**Instructions for the task**
Would you extract the whole listing below and retype it exactly?

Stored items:

○ ○ ○ ○

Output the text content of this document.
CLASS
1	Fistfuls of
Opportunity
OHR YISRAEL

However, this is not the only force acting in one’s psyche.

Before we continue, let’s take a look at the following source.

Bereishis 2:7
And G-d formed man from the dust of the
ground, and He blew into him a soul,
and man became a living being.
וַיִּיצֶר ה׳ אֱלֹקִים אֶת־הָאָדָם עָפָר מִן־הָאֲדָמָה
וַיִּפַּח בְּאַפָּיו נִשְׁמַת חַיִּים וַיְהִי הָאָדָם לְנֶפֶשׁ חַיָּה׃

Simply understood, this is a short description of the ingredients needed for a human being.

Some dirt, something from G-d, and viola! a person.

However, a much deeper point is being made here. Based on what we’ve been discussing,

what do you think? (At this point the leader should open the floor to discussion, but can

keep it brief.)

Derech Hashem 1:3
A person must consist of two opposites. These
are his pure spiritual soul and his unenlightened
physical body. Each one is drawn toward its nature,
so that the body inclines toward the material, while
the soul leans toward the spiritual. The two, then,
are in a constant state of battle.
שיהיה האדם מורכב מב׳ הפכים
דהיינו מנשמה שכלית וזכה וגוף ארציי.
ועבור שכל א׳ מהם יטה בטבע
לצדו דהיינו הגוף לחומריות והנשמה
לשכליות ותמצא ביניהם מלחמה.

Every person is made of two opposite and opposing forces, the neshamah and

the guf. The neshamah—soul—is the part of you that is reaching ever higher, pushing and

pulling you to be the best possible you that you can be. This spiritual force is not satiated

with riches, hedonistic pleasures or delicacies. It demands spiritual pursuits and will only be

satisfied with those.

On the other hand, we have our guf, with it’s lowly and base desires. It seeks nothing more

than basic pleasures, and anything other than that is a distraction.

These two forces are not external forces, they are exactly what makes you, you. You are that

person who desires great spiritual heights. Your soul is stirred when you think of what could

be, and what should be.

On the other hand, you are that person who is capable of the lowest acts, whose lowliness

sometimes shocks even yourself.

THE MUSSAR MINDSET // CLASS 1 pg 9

○ ○ ○ ○

**Task response**
Output the text content of this document.
CLASS
1	Fistfuls of
Opportunity
OHR YISRAEL

However, this is not the only force acting in one’s psyche.

Before we continue, let’s take a look at the following source.

Bereishis 2:7
And G-d formed man from the dust of the
ground, and He blew into him a soul,
and man became a living being.
וַיִּיצֶר ה׳ אֱלֹקִים אֶת־הָאָדָם עָפָר מִן־הָאֲדָמָה
וַיִּפַּח בְּאַפָּיו נִשְׁמַת חַיִּים וַיְהִי הָאָדָם לְנֶפֶשׁ חַיָּה׃

Simply understood, this is a short description of the ingredients needed for a human being.

Some dirt, something from G-d, and viola! a person.

However, a much deeper point is being made here. Based on what we’ve been discussing,

what do you think? (At this point the leader should open the floor to discussion, but can

keep it brief.)

Derech Hashem 1:3
A person must consist of two opposites. These
are his pure spiritual soul and his unenlightened
physical body. Each one is drawn toward its nature,
so that the body inclines toward the material, while
the soul leans toward the spiritual. The two, then,
are in a constant state of battle.
שיהיה האדם מורכב מב׳ הפכים
דהיינו מנשמה שכלית וזכה וגוף ארציי.
ועבור שכל א׳ מהם יטה בטבע
לצדו דהיינו הגוף לחומריות והנשמה
לשכליות ותמצא ביניהם מלחמה.

Every person is made of two opposite and opposing forces, the neshamah and

the guf. The neshamah—soul—is the part of you that is reaching ever higher, pushing and

pulling you to be the best possible you that you can be. This spiritual force is not satiated

with riches, hedonistic pleasures or delicacies. It demands spiritual pursuits and will only be

satisfied with those.

On the other hand, we have our guf, with it’s lowly and base desires. It seeks nothing more

than basic pleasures, and anything other than that is a distraction.

These two forces are not external forces, they are exactly what makes you, you. You are that

person who desires great spiritual heights. Your soul is stirred when you think of what could

be, and what should be.

On the other hand, you are that person who is capable of the lowest acts, whose lowliness

sometimes shocks even yourself.

THE MUSSAR MINDSET // CLASS 1 pg 9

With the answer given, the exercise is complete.